GIVEN PROBLEM A:
Find every line in the records that contains the string "lyophilized", and copy each one out. Case counts.

EXCERPT PROVIDED:

------------------------------------------------------------

It’s the late 1960s and Nora Webster is a middle-aged mother of four living in rural Ireland and recovering from the death of her husband.
As you might expect from Colm Tóibín, an author not known for his focus on storytelling, this recovery doesn’t come through a series of big, dramatic events. In fact, it’s so gradual that at times it barely even registers. But ever so slowly Nora does begin to heal. She watches films with her sons and feels comforted when she discovers similarities with her own life experience. And she finds solace by listening to music that mirrors and complements her own emotions – as well as providing an escape from what she sees as “the dullness of her own days”. For Tóibín, the arts can help us through life and make us feel less alone – perhaps a hint as to his intention when writing this book.
Because there’s no question that the novel’s main theme is grief; Nora Webster is a beautiful and heartbreaking portrayal of one woman’s experience of depression and loneliness. But it also evokes the protagonist’s struggle to find – and express – her own voice and identity. Nora is an intelligent woman with strong opinions but because of social circumstances she hasn’t acted on this until now. Slowly, through the freedom she finds in her new status as a widow, she begins to do so.

------------------------------------------------------------

RECORDS TO USE:
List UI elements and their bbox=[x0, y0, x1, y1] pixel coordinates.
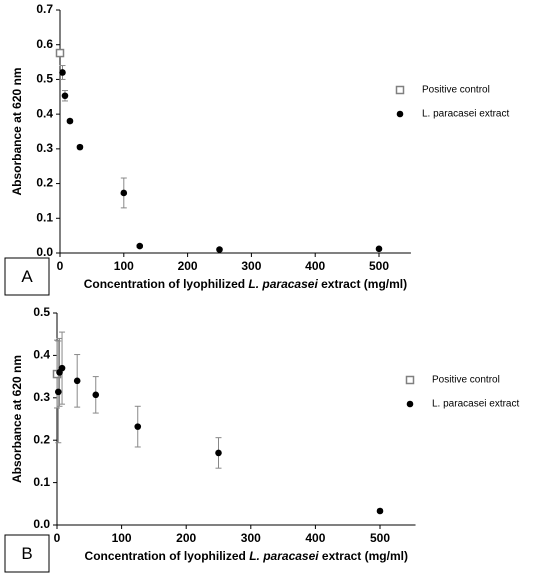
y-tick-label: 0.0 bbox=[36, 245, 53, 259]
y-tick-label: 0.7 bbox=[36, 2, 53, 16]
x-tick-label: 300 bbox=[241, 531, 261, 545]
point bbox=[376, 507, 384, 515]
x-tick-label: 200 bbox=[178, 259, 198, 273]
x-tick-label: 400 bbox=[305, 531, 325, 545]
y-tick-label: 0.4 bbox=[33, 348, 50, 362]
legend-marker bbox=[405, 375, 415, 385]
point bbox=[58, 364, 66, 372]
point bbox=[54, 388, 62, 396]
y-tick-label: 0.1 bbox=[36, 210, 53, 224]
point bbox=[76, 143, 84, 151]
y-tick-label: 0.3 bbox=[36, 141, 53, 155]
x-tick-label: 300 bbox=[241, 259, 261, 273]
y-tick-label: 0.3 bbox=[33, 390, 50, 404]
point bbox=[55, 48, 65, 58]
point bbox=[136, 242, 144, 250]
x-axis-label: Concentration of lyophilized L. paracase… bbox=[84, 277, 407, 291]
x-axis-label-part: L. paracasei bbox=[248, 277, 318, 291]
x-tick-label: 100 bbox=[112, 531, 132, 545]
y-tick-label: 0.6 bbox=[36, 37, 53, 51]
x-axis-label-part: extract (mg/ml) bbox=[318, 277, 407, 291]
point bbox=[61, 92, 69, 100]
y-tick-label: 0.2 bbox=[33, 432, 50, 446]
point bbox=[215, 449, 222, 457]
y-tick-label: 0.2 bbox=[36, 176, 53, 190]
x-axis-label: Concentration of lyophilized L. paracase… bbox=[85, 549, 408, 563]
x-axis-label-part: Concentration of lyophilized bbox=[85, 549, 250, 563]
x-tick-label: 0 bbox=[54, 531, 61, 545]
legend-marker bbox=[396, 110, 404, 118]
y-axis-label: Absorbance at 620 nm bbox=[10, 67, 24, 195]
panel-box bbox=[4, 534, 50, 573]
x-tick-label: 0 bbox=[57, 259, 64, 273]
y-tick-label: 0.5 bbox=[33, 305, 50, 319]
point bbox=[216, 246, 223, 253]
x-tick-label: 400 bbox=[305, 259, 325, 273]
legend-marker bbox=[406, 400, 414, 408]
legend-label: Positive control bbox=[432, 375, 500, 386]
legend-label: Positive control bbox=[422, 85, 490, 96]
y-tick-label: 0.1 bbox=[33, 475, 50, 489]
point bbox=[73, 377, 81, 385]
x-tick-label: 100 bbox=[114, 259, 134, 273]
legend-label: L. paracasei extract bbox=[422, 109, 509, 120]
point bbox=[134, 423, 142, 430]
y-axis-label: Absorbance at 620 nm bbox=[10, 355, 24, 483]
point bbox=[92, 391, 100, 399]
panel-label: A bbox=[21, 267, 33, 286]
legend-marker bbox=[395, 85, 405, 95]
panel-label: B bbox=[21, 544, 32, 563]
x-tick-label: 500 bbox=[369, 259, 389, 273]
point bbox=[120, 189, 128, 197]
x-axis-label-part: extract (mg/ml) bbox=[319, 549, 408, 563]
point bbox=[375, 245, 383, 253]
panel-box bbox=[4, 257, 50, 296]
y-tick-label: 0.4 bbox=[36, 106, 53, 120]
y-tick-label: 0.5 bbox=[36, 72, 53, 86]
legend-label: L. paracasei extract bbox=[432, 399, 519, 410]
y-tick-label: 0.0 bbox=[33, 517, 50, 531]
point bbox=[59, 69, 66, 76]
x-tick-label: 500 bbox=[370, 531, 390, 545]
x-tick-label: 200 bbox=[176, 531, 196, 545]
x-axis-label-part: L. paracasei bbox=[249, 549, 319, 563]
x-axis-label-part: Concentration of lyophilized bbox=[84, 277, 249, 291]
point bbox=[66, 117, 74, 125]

------------------------------------------------------------

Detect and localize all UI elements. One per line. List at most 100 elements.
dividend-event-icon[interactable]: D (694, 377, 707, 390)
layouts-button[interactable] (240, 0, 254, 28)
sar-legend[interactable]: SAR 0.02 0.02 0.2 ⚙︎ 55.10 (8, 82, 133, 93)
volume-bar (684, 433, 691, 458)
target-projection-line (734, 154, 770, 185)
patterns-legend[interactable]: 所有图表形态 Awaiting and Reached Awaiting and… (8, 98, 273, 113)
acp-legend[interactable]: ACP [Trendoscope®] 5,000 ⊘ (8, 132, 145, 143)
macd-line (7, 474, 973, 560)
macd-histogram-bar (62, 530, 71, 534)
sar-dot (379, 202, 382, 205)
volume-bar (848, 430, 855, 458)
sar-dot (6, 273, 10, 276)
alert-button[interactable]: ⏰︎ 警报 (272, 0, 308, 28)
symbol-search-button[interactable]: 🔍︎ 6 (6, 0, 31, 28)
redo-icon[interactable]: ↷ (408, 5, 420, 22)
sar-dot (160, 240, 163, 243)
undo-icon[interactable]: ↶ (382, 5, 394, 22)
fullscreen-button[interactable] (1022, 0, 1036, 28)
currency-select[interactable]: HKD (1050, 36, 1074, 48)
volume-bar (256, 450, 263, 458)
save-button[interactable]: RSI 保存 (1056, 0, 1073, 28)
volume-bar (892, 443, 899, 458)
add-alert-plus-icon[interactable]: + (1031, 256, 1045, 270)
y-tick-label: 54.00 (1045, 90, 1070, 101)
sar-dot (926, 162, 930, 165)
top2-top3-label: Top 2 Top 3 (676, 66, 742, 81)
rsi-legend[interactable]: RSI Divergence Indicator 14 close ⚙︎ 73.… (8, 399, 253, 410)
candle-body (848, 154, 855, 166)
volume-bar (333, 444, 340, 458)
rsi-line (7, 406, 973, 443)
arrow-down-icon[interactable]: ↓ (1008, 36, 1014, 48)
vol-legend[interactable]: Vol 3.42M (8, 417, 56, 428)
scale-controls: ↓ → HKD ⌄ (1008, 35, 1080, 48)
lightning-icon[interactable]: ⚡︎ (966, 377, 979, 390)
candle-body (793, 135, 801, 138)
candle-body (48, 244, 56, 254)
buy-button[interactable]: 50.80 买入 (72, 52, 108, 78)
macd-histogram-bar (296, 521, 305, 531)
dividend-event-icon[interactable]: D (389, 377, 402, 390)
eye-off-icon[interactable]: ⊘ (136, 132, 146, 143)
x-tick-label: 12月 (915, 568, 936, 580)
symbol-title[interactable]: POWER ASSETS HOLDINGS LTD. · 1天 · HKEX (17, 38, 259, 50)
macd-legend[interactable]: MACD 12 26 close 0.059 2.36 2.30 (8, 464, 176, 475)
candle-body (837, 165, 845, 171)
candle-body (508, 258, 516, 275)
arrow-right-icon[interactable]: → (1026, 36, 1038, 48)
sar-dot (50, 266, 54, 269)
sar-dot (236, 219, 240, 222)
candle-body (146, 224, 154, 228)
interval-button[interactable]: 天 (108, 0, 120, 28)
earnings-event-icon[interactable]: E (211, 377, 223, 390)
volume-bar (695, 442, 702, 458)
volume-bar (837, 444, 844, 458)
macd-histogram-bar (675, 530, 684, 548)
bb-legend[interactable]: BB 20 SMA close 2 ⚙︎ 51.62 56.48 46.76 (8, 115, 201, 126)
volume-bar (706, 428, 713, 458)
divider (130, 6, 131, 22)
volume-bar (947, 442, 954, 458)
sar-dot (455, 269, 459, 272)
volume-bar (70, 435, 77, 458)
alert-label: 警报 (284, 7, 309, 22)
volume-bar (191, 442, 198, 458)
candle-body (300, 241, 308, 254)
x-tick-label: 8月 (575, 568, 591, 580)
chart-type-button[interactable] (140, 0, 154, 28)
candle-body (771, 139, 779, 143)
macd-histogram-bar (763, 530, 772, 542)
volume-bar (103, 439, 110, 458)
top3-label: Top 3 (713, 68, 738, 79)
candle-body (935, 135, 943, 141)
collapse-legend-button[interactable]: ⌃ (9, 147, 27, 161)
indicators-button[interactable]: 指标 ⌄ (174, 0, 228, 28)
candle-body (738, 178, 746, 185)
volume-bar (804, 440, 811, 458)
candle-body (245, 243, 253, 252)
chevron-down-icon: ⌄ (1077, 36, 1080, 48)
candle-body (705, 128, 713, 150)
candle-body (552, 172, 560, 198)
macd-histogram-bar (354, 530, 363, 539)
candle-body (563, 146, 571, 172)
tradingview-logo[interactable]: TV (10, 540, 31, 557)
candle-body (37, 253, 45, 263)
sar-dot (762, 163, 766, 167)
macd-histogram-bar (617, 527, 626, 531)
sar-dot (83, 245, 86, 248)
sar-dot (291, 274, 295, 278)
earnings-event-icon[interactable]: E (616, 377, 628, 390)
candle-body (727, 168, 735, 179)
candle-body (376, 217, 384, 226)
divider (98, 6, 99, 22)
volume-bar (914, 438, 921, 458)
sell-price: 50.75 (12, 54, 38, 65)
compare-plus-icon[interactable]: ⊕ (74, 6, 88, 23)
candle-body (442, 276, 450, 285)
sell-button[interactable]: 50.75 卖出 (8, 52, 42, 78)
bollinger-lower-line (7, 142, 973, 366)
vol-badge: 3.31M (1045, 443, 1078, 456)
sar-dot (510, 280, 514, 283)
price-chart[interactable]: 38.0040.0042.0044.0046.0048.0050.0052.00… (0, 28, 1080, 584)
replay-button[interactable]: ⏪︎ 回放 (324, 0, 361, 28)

------------------------------------------------------------

GIVEN PROBLEM B:
Answer these questions using the review of Nora Webster:
(i) In what decade is the novel set?
(ii) How many children does Nora have?
(iii) What does the review name as the novel's main theme?

TASK OUTPUT A:
x-axis-label: Concentration of lyophilized L. paracase… bbox=[84, 277, 407, 291]
x-axis-label: Concentration of lyophilized L. paracase… bbox=[85, 549, 408, 563]
x-axis-label-part: Concentration of lyophilized bbox=[85, 549, 250, 563]
x-axis-label-part: Concentration of lyophilized bbox=[84, 277, 249, 291]

TASK OUTPUT B:
(i) The late 1960s
(ii) Four
(iii) Grief